STATED GOAL:
The listing below should be written out exactly; please include all of it.

---------- RECORDS

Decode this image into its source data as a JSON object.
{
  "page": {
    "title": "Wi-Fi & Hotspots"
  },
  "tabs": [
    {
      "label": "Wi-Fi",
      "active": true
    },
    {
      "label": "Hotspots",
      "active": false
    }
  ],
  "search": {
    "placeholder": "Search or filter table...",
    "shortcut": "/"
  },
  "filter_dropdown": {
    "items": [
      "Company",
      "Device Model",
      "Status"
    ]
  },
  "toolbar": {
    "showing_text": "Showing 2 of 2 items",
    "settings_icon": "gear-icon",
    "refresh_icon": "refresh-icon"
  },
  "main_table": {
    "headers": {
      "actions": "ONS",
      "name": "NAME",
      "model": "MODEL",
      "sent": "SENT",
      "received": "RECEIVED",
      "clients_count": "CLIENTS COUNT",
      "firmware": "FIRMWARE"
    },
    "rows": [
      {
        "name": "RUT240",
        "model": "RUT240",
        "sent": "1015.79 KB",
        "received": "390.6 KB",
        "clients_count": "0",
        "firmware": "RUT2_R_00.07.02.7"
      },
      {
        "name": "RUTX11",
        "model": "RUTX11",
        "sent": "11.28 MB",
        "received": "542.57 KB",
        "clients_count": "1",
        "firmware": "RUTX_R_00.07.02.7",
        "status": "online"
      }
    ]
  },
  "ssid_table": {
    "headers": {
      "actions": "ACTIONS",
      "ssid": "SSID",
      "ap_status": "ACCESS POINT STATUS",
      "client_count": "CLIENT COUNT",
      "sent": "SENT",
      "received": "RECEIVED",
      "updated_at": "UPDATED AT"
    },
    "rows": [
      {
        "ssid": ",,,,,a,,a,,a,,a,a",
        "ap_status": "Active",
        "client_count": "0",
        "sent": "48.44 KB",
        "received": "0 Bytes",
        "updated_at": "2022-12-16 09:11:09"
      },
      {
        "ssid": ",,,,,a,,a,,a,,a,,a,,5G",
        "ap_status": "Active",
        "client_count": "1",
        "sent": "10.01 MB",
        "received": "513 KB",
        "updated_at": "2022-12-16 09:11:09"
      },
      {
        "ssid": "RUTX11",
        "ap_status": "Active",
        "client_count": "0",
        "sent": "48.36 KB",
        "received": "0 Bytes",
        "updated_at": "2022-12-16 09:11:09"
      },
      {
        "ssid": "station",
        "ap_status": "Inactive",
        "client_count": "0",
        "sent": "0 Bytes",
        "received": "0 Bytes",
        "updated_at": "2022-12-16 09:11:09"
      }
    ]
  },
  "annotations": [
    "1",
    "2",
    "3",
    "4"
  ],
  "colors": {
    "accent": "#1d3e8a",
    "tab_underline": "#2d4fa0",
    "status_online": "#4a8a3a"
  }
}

--------------------

THE ANSWER:
Decode this image into its source data as a JSON object.
{
  "page": {
    "title": "Wi-Fi & Hotspots"
  },
  "tabs": [
    {
      "label": "Wi-Fi",
      "active": true
    },
    {
      "label": "Hotspots",
      "active": false
    }
  ],
  "search": {
    "placeholder": "Search or filter table...",
    "shortcut": "/"
  },
  "filter_dropdown": {
    "items": [
      "Company",
      "Device Model",
      "Status"
    ]
  },
  "toolbar": {
    "showing_text": "Showing 2 of 2 items",
    "settings_icon": "gear-icon",
    "refresh_icon": "refresh-icon"
  },
  "main_table": {
    "headers": {
      "actions": "ONS",
      "name": "NAME",
      "model": "MODEL",
      "sent": "SENT",
      "received": "RECEIVED",
      "clients_count": "CLIENTS COUNT",
      "firmware": "FIRMWARE"
    },
    "rows": [
      {
        "name": "RUT240",
        "model": "RUT240",
        "sent": "1015.79 KB",
        "received": "390.6 KB",
        "clients_count": "0",
        "firmware": "RUT2_R_00.07.02.7"
      },
      {
        "name": "RUTX11",
        "model": "RUTX11",
        "sent": "11.28 MB",
        "received": "542.57 KB",
        "clients_count": "1",
        "firmware": "RUTX_R_00.07.02.7",
        "status": "online"
      }
    ]
  },
  "ssid_table": {
    "headers": {
      "actions": "ACTIONS",
      "ssid": "SSID",
      "ap_status": "ACCESS POINT STATUS",
      "client_count": "CLIENT COUNT",
      "sent": "SENT",
      "received": "RECEIVED",
      "updated_at": "UPDATED AT"
    },
    "rows": [
      {
        "ssid": ",,,,,a,,a,,a,,a,a",
        "ap_status": "Active",
        "client_count": "0",
        "sent": "48.44 KB",
        "received": "0 Bytes",
        "updated_at": "2022-12-16 09:11:09"
      },
      {
        "ssid": ",,,,,a,,a,,a,,a,,a,,5G",
        "ap_status": "Active",
        "client_count": "1",
        "sent": "10.01 MB",
        "received": "513 KB",
        "updated_at": "2022-12-16 09:11:09"
      },
      {
        "ssid": "RUTX11",
        "ap_status": "Active",
        "client_count": "0",
        "sent": "48.36 KB",
        "received": "0 Bytes",
        "updated_at": "2022-12-16 09:11:09"
      },
      {
        "ssid": "station",
        "ap_status": "Inactive",
        "client_count": "0",
        "sent": "0 Bytes",
        "received": "0 Bytes",
        "updated_at": "2022-12-16 09:11:09"
      }
    ]
  },
  "annotations": [
    "1",
    "2",
    "3",
    "4"
  ],
  "colors": {
    "accent": "#1d3e8a",
    "tab_underline": "#2d4fa0",
    "status_online": "#4a8a3a"
  }
}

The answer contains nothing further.